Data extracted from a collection
^^^^^^^^

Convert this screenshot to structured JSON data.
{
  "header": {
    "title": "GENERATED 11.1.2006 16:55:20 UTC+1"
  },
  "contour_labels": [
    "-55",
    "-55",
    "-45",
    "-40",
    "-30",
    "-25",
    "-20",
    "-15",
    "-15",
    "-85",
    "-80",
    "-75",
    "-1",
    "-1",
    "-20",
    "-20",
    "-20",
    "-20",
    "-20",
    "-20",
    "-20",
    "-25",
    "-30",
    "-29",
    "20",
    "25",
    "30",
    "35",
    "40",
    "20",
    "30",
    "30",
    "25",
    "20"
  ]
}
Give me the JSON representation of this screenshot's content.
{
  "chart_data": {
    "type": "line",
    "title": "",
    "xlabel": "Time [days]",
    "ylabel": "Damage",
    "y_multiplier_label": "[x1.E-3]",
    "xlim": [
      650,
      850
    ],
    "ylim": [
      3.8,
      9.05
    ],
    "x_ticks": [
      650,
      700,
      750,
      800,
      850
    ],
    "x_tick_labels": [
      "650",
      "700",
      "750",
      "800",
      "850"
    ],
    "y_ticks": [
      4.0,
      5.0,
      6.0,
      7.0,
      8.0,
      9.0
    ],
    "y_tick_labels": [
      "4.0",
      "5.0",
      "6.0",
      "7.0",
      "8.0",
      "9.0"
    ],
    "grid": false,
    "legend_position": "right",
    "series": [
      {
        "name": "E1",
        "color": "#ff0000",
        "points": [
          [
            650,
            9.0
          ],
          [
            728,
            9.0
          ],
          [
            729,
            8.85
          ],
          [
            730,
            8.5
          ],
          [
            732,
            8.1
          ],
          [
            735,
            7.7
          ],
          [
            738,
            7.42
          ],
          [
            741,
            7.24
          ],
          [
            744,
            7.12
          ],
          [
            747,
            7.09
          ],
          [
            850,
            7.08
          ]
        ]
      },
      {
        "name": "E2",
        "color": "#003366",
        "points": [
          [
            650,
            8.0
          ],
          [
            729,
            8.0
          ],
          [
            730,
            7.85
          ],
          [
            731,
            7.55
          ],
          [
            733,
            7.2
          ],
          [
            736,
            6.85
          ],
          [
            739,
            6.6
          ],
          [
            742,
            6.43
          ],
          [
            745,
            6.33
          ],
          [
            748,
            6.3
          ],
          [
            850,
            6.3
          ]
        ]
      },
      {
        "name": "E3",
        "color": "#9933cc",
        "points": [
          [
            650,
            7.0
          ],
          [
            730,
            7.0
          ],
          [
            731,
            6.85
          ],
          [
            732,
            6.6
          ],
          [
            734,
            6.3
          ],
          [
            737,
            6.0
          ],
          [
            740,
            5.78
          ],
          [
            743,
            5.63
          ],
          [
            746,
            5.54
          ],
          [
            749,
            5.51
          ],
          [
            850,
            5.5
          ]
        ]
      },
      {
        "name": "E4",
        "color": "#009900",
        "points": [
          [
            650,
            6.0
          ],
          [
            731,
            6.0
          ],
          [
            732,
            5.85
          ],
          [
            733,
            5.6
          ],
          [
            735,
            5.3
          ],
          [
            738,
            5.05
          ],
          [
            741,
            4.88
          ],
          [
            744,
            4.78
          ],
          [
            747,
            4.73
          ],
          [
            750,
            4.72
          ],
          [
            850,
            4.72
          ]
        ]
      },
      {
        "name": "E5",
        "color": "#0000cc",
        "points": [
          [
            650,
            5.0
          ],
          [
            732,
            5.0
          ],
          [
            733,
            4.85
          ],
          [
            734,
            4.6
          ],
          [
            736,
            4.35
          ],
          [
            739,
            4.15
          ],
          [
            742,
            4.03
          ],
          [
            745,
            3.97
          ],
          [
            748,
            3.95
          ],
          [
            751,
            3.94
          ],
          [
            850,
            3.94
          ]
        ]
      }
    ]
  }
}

^^^^^^^^

(Work to be completed)
Only a number is needed: how many lines of the material above contain "JSON"?

(Solution to this exercise)
2